### Dataset excerpts

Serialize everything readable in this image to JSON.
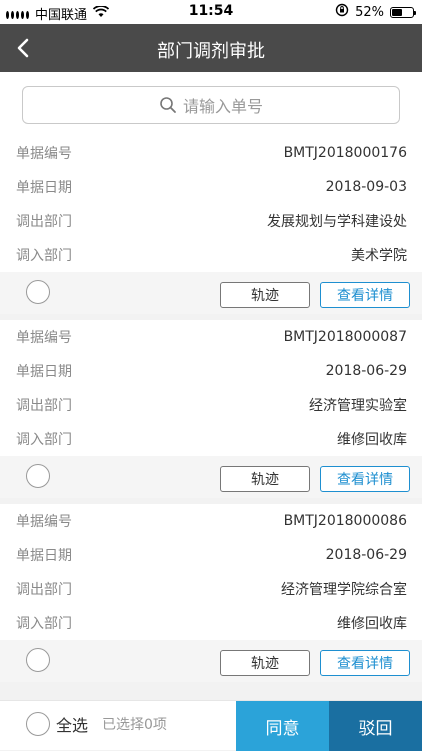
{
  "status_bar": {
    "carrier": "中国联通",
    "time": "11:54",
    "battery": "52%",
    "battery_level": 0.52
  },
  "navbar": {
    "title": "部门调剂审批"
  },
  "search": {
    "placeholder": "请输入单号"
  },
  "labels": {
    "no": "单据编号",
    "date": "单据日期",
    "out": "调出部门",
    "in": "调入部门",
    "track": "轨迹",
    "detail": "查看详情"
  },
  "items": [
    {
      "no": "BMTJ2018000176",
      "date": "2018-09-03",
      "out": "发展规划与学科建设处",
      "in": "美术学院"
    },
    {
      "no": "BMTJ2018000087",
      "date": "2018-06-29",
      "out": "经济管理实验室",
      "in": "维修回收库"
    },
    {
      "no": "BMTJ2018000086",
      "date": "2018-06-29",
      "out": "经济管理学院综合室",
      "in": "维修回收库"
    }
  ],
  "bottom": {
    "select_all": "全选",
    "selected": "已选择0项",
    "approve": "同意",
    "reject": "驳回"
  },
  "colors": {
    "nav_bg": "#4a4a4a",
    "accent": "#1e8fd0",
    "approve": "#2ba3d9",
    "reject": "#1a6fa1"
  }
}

######

[Instructions for the task] Repeat the records in full, exactly as they appear, without the pictures.

[Solution to this task]
Serialize everything readable in this image to JSON.
{
  "status_bar": {
    "carrier": "中国联通",
    "time": "11:54",
    "battery": "52%",
    "battery_level": 0.52
  },
  "navbar": {
    "title": "部门调剂审批"
  },
  "search": {
    "placeholder": "请输入单号"
  },
  "labels": {
    "no": "单据编号",
    "date": "单据日期",
    "out": "调出部门",
    "in": "调入部门",
    "track": "轨迹",
    "detail": "查看详情"
  },
  "items": [
    {
      "no": "BMTJ2018000176",
      "date": "2018-09-03",
      "out": "发展规划与学科建设处",
      "in": "美术学院"
    },
    {
      "no": "BMTJ2018000087",
      "date": "2018-06-29",
      "out": "经济管理实验室",
      "in": "维修回收库"
    },
    {
      "no": "BMTJ2018000086",
      "date": "2018-06-29",
      "out": "经济管理学院综合室",
      "in": "维修回收库"
    }
  ],
  "bottom": {
    "select_all": "全选",
    "selected": "已选择0项",
    "approve": "同意",
    "reject": "驳回"
  },
  "colors": {
    "nav_bg": "#4a4a4a",
    "accent": "#1e8fd0",
    "approve": "#2ba3d9",
    "reject": "#1a6fa1"
  }
}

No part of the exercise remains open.